### [Set problem]
Report how many lines contain "this". The answer is a single number.

(Collected data entries)
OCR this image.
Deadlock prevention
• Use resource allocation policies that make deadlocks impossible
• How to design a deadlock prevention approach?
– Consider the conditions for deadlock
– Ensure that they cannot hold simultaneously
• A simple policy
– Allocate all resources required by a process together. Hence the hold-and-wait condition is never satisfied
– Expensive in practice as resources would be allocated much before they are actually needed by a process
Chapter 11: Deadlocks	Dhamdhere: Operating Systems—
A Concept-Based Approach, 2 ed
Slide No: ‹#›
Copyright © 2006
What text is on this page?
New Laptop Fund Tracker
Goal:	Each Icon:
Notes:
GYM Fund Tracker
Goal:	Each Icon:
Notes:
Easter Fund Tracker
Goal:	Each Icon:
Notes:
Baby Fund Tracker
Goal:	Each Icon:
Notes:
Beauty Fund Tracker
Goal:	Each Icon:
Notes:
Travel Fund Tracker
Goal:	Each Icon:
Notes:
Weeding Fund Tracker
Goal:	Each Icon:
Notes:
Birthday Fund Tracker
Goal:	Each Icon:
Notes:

### [Answer to the exercise]
2